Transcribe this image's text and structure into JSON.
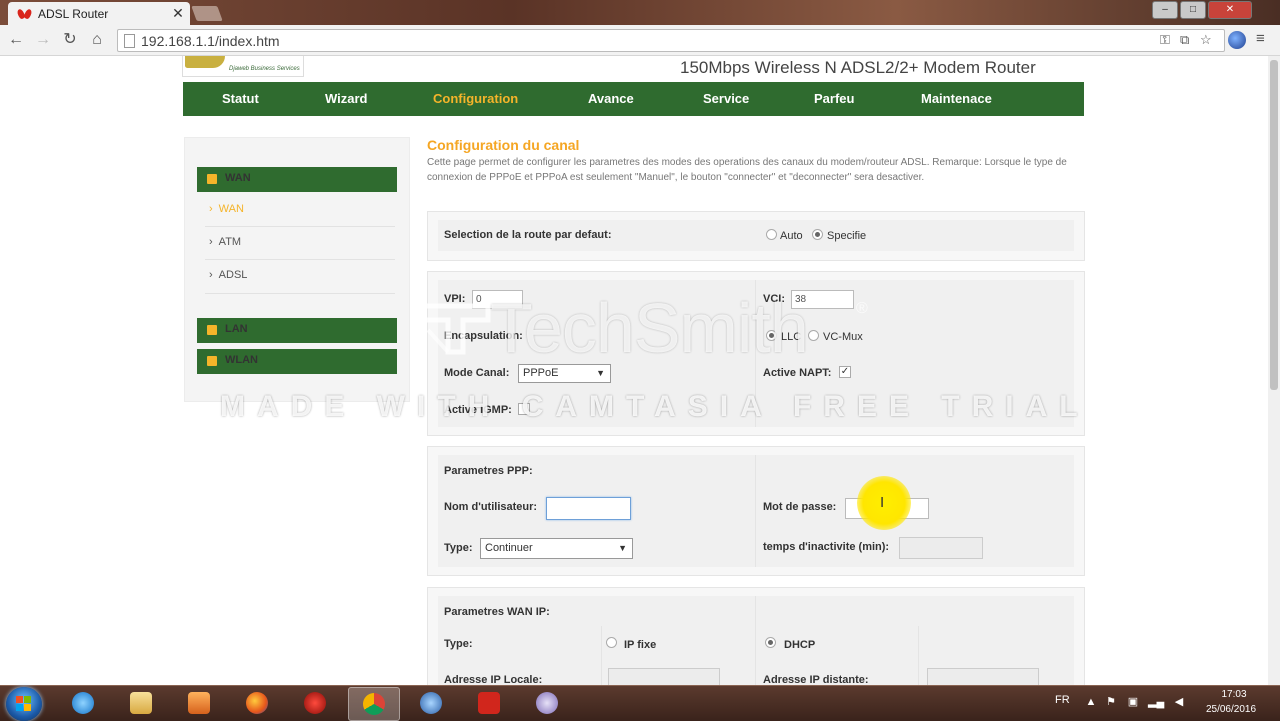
{
  "browser": {
    "tab_title": "ADSL Router",
    "url": "192.168.1.1/index.htm"
  },
  "header": {
    "logo_text": "Djaweb Business Services",
    "model_title": "150Mbps Wireless N ADSL2/2+ Modem Router"
  },
  "nav": {
    "items": [
      "Statut",
      "Wizard",
      "Configuration",
      "Avance",
      "Service",
      "Parfeu",
      "Maintenace"
    ],
    "active": "Configuration"
  },
  "sidebar": {
    "wan_header": "WAN",
    "wan_items": [
      "WAN",
      "ATM",
      "ADSL"
    ],
    "active_item": "WAN",
    "lan_header": "LAN",
    "wlan_header": "WLAN"
  },
  "content": {
    "title": "Configuration du canal",
    "description": "Cette page permet de configurer les parametres des modes des operations des canaux du modem/routeur ADSL. Remarque: Lorsque le type de connexion de PPPoE et PPPoA est seulement \"Manuel\", le bouton \"connecter\" et \"deconnecter\" sera desactiver.",
    "route": {
      "label": "Selection de la route par defaut:",
      "opt_auto": "Auto",
      "opt_specific": "Specifie",
      "selected": "Specifie"
    },
    "channel": {
      "vpi_label": "VPI:",
      "vpi_value": "0",
      "vci_label": "VCI:",
      "vci_value": "38",
      "encap_label": "Encapsulation:",
      "encap_llc": "LLC",
      "encap_vcmux": "VC-Mux",
      "encap_selected": "LLC",
      "mode_label": "Mode Canal:",
      "mode_value": "PPPoE",
      "napt_label": "Active NAPT:",
      "napt_checked": true,
      "igmp_label": "Active IGMP:",
      "igmp_checked": false
    },
    "ppp": {
      "section_title": "Parametres PPP:",
      "user_label": "Nom d'utilisateur:",
      "user_value": "",
      "pass_label": "Mot de passe:",
      "pass_value": "",
      "type_label": "Type:",
      "type_value": "Continuer",
      "idle_label": "temps d'inactivite (min):",
      "idle_value": ""
    },
    "wanip": {
      "section_title": "Parametres WAN IP:",
      "type_label": "Type:",
      "opt_fixed": "IP fixe",
      "opt_dhcp": "DHCP",
      "selected": "DHCP",
      "local_ip_label": "Adresse IP Locale:",
      "remote_ip_label": "Adresse IP distante:"
    }
  },
  "watermark": {
    "brand": "TechSmith",
    "reg": "®",
    "trial": "MADE WITH CAMTASIA FREE TRIAL"
  },
  "taskbar": {
    "lang": "FR",
    "time": "17:03",
    "date": "25/06/2016"
  },
  "colors": {
    "nav_green": "#2f6b2f",
    "accent_orange": "#f5a623",
    "cursor_yellow": "#ffe600"
  }
}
•••
→ Task: From the material above, copy everything exactly but the pictures.

→ Expected answer:
Transcribe this image's text and structure into JSON.
{
  "browser": {
    "tab_title": "ADSL Router",
    "url": "192.168.1.1/index.htm"
  },
  "header": {
    "logo_text": "Djaweb Business Services",
    "model_title": "150Mbps Wireless N ADSL2/2+ Modem Router"
  },
  "nav": {
    "items": [
      "Statut",
      "Wizard",
      "Configuration",
      "Avance",
      "Service",
      "Parfeu",
      "Maintenace"
    ],
    "active": "Configuration"
  },
  "sidebar": {
    "wan_header": "WAN",
    "wan_items": [
      "WAN",
      "ATM",
      "ADSL"
    ],
    "active_item": "WAN",
    "lan_header": "LAN",
    "wlan_header": "WLAN"
  },
  "content": {
    "title": "Configuration du canal",
    "description": "Cette page permet de configurer les parametres des modes des operations des canaux du modem/routeur ADSL. Remarque: Lorsque le type de connexion de PPPoE et PPPoA est seulement \"Manuel\", le bouton \"connecter\" et \"deconnecter\" sera desactiver.",
    "route": {
      "label": "Selection de la route par defaut:",
      "opt_auto": "Auto",
      "opt_specific": "Specifie",
      "selected": "Specifie"
    },
    "channel": {
      "vpi_label": "VPI:",
      "vpi_value": "0",
      "vci_label": "VCI:",
      "vci_value": "38",
      "encap_label": "Encapsulation:",
      "encap_llc": "LLC",
      "encap_vcmux": "VC-Mux",
      "encap_selected": "LLC",
      "mode_label": "Mode Canal:",
      "mode_value": "PPPoE",
      "napt_label": "Active NAPT:",
      "napt_checked": true,
      "igmp_label": "Active IGMP:",
      "igmp_checked": false
    },
    "ppp": {
      "section_title": "Parametres PPP:",
      "user_label": "Nom d'utilisateur:",
      "user_value": "",
      "pass_label": "Mot de passe:",
      "pass_value": "",
      "type_label": "Type:",
      "type_value": "Continuer",
      "idle_label": "temps d'inactivite (min):",
      "idle_value": ""
    },
    "wanip": {
      "section_title": "Parametres WAN IP:",
      "type_label": "Type:",
      "opt_fixed": "IP fixe",
      "opt_dhcp": "DHCP",
      "selected": "DHCP",
      "local_ip_label": "Adresse IP Locale:",
      "remote_ip_label": "Adresse IP distante:"
    }
  },
  "watermark": {
    "brand": "TechSmith",
    "reg": "®",
    "trial": "MADE WITH CAMTASIA FREE TRIAL"
  },
  "taskbar": {
    "lang": "FR",
    "time": "17:03",
    "date": "25/06/2016"
  },
  "colors": {
    "nav_green": "#2f6b2f",
    "accent_orange": "#f5a623",
    "cursor_yellow": "#ffe600"
  }
}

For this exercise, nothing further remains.